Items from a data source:
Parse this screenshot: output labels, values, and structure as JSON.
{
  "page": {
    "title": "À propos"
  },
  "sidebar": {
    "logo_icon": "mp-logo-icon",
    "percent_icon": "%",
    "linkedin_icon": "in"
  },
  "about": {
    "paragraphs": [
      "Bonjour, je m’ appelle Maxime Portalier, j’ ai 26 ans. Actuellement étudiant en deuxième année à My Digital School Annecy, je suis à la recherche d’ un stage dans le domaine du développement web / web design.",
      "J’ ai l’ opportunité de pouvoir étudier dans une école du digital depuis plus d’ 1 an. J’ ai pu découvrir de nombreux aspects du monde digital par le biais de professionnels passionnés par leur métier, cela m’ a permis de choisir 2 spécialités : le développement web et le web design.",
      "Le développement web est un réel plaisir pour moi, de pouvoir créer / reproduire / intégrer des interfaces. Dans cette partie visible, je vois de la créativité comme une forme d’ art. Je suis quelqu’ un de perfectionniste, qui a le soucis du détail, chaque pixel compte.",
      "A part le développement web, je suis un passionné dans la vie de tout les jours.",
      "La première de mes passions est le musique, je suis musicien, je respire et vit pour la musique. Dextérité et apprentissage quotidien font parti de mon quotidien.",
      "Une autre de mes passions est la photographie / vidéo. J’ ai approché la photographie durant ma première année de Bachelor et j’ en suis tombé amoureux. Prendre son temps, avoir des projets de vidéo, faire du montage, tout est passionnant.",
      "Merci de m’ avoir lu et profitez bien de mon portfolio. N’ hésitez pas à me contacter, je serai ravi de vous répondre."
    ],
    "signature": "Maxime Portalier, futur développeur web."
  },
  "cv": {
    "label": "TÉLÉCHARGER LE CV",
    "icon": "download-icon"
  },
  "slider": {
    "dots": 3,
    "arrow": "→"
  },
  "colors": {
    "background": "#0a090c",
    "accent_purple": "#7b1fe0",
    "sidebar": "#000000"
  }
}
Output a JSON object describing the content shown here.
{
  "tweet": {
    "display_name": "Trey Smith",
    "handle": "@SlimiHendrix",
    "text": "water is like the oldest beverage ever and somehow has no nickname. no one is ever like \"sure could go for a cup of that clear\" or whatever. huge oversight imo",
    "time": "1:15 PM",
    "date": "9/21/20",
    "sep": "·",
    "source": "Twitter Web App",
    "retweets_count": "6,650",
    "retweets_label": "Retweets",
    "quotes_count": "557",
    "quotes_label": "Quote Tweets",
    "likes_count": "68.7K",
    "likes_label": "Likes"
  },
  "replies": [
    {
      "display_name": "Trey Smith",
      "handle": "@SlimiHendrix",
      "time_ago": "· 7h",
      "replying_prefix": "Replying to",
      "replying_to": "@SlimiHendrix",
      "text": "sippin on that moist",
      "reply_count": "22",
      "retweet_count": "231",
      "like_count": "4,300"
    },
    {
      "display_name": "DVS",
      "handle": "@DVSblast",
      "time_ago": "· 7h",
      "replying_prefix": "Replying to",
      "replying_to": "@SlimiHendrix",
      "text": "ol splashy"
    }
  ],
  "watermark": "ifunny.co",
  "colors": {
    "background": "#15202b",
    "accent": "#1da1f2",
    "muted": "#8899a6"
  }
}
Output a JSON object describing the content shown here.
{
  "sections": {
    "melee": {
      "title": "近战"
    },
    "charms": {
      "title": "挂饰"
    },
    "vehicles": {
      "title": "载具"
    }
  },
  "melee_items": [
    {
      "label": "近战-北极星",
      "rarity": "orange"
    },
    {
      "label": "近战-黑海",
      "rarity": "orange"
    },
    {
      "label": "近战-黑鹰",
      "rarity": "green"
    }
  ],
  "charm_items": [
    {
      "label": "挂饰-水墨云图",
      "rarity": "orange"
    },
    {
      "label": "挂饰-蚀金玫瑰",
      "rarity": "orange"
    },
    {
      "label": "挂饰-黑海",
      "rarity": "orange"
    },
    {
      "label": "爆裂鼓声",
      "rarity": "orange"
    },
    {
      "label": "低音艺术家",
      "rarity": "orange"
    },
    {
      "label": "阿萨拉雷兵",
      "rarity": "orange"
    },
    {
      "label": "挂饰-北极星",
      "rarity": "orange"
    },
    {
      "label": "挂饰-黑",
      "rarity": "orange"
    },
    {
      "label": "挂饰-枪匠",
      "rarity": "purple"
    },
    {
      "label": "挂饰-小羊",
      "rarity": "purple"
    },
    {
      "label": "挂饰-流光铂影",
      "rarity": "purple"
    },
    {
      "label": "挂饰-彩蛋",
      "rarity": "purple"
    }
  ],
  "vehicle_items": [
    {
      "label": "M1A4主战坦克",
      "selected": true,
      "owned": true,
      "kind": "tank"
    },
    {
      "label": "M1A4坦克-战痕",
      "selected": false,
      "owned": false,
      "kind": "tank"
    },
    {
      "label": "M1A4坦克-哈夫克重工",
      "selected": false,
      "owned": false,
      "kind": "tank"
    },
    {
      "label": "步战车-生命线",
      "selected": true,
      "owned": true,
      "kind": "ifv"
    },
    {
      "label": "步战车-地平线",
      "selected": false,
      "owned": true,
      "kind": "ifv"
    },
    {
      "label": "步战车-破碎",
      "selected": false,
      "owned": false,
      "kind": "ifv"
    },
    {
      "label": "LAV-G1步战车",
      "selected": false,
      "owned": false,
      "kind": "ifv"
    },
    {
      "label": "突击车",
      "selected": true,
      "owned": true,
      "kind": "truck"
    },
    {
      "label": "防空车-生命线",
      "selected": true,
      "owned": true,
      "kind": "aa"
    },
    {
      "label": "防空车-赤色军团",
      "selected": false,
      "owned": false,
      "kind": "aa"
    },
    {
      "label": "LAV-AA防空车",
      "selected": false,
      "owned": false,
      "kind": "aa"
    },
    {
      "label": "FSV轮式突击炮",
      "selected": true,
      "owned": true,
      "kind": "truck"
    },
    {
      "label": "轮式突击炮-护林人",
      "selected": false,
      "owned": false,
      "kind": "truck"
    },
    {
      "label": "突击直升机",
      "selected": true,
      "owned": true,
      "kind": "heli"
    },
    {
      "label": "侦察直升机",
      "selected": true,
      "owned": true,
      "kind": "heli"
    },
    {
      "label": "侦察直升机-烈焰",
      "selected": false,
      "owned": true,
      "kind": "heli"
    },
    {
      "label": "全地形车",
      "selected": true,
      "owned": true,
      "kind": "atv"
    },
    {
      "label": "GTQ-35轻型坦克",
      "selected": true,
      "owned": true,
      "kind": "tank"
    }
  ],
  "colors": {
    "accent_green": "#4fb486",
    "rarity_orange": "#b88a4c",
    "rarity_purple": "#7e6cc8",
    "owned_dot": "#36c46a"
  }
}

= Task directions =
Write out every line exactly as it stands.

= Task result =
Parse this screenshot: output labels, values, and structure as JSON.
{
  "page": {
    "title": "À propos"
  },
  "sidebar": {
    "logo_icon": "mp-logo-icon",
    "percent_icon": "%",
    "linkedin_icon": "in"
  },
  "about": {
    "paragraphs": [
      "Bonjour, je m’ appelle Maxime Portalier, j’ ai 26 ans. Actuellement étudiant en deuxième année à My Digital School Annecy, je suis à la recherche d’ un stage dans le domaine du développement web / web design.",
      "J’ ai l’ opportunité de pouvoir étudier dans une école du digital depuis plus d’ 1 an. J’ ai pu découvrir de nombreux aspects du monde digital par le biais de professionnels passionnés par leur métier, cela m’ a permis de choisir 2 spécialités : le développement web et le web design.",
      "Le développement web est un réel plaisir pour moi, de pouvoir créer / reproduire / intégrer des interfaces. Dans cette partie visible, je vois de la créativité comme une forme d’ art. Je suis quelqu’ un de perfectionniste, qui a le soucis du détail, chaque pixel compte.",
      "A part le développement web, je suis un passionné dans la vie de tout les jours.",
      "La première de mes passions est le musique, je suis musicien, je respire et vit pour la musique. Dextérité et apprentissage quotidien font parti de mon quotidien.",
      "Une autre de mes passions est la photographie / vidéo. J’ ai approché la photographie durant ma première année de Bachelor et j’ en suis tombé amoureux. Prendre son temps, avoir des projets de vidéo, faire du montage, tout est passionnant.",
      "Merci de m’ avoir lu et profitez bien de mon portfolio. N’ hésitez pas à me contacter, je serai ravi de vous répondre."
    ],
    "signature": "Maxime Portalier, futur développeur web."
  },
  "cv": {
    "label": "TÉLÉCHARGER LE CV",
    "icon": "download-icon"
  },
  "slider": {
    "dots": 3,
    "arrow": "→"
  },
  "colors": {
    "background": "#0a090c",
    "accent_purple": "#7b1fe0",
    "sidebar": "#000000"
  }
}
Output a JSON object describing the content shown here.
{
  "tweet": {
    "display_name": "Trey Smith",
    "handle": "@SlimiHendrix",
    "text": "water is like the oldest beverage ever and somehow has no nickname. no one is ever like \"sure could go for a cup of that clear\" or whatever. huge oversight imo",
    "time": "1:15 PM",
    "date": "9/21/20",
    "sep": "·",
    "source": "Twitter Web App",
    "retweets_count": "6,650",
    "retweets_label": "Retweets",
    "quotes_count": "557",
    "quotes_label": "Quote Tweets",
    "likes_count": "68.7K",
    "likes_label": "Likes"
  },
  "replies": [
    {
      "display_name": "Trey Smith",
      "handle": "@SlimiHendrix",
      "time_ago": "· 7h",
      "replying_prefix": "Replying to",
      "replying_to": "@SlimiHendrix",
      "text": "sippin on that moist",
      "reply_count": "22",
      "retweet_count": "231",
      "like_count": "4,300"
    },
    {
      "display_name": "DVS",
      "handle": "@DVSblast",
      "time_ago": "· 7h",
      "replying_prefix": "Replying to",
      "replying_to": "@SlimiHendrix",
      "text": "ol splashy"
    }
  ],
  "watermark": "ifunny.co",
  "colors": {
    "background": "#15202b",
    "accent": "#1da1f2",
    "muted": "#8899a6"
  }
}
Output a JSON object describing the content shown here.
{
  "sections": {
    "melee": {
      "title": "近战"
    },
    "charms": {
      "title": "挂饰"
    },
    "vehicles": {
      "title": "载具"
    }
  },
  "melee_items": [
    {
      "label": "近战-北极星",
      "rarity": "orange"
    },
    {
      "label": "近战-黑海",
      "rarity": "orange"
    },
    {
      "label": "近战-黑鹰",
      "rarity": "green"
    }
  ],
  "charm_items": [
    {
      "label": "挂饰-水墨云图",
      "rarity": "orange"
    },
    {
      "label": "挂饰-蚀金玫瑰",
      "rarity": "orange"
    },
    {
      "label": "挂饰-黑海",
      "rarity": "orange"
    },
    {
      "label": "爆裂鼓声",
      "rarity": "orange"
    },
    {
      "label": "低音艺术家",
      "rarity": "orange"
    },
    {
      "label": "阿萨拉雷兵",
      "rarity": "orange"
    },
    {
      "label": "挂饰-北极星",
      "rarity": "orange"
    },
    {
      "label": "挂饰-黑",
      "rarity": "orange"
    },
    {
      "label": "挂饰-枪匠",
      "rarity": "purple"
    },
    {
      "label": "挂饰-小羊",
      "rarity": "purple"
    },
    {
      "label": "挂饰-流光铂影",
      "rarity": "purple"
    },
    {
      "label": "挂饰-彩蛋",
      "rarity": "purple"
    }
  ],
  "vehicle_items": [
    {
      "label": "M1A4主战坦克",
      "selected": true,
      "owned": true,
      "kind": "tank"
    },
    {
      "label": "M1A4坦克-战痕",
      "selected": false,
      "owned": false,
      "kind": "tank"
    },
    {
      "label": "M1A4坦克-哈夫克重工",
      "selected": false,
      "owned": false,
      "kind": "tank"
    },
    {
      "label": "步战车-生命线",
      "selected": true,
      "owned": true,
      "kind": "ifv"
    },
    {
      "label": "步战车-地平线",
      "selected": false,
      "owned": true,
      "kind": "ifv"
    },
    {
      "label": "步战车-破碎",
      "selected": false,
      "owned": false,
      "kind": "ifv"
    },
    {
      "label": "LAV-G1步战车",
      "selected": false,
      "owned": false,
      "kind": "ifv"
    },
    {
      "label": "突击车",
      "selected": true,
      "owned": true,
      "kind": "truck"
    },
    {
      "label": "防空车-生命线",
      "selected": true,
      "owned": true,
      "kind": "aa"
    },
    {
      "label": "防空车-赤色军团",
      "selected": false,
      "owned": false,
      "kind": "aa"
    },
    {
      "label": "LAV-AA防空车",
      "selected": false,
      "owned": false,
      "kind": "aa"
    },
    {
      "label": "FSV轮式突击炮",
      "selected": true,
      "owned": true,
      "kind": "truck"
    },
    {
      "label": "轮式突击炮-护林人",
      "selected": false,
      "owned": false,
      "kind": "truck"
    },
    {
      "label": "突击直升机",
      "selected": true,
      "owned": true,
      "kind": "heli"
    },
    {
      "label": "侦察直升机",
      "selected": true,
      "owned": true,
      "kind": "heli"
    },
    {
      "label": "侦察直升机-烈焰",
      "selected": false,
      "owned": true,
      "kind": "heli"
    },
    {
      "label": "全地形车",
      "selected": true,
      "owned": true,
      "kind": "atv"
    },
    {
      "label": "GTQ-35轻型坦克",
      "selected": true,
      "owned": true,
      "kind": "tank"
    }
  ],
  "colors": {
    "accent_green": "#4fb486",
    "rarity_orange": "#b88a4c",
    "rarity_purple": "#7e6cc8",
    "owned_dot": "#36c46a"
  }
}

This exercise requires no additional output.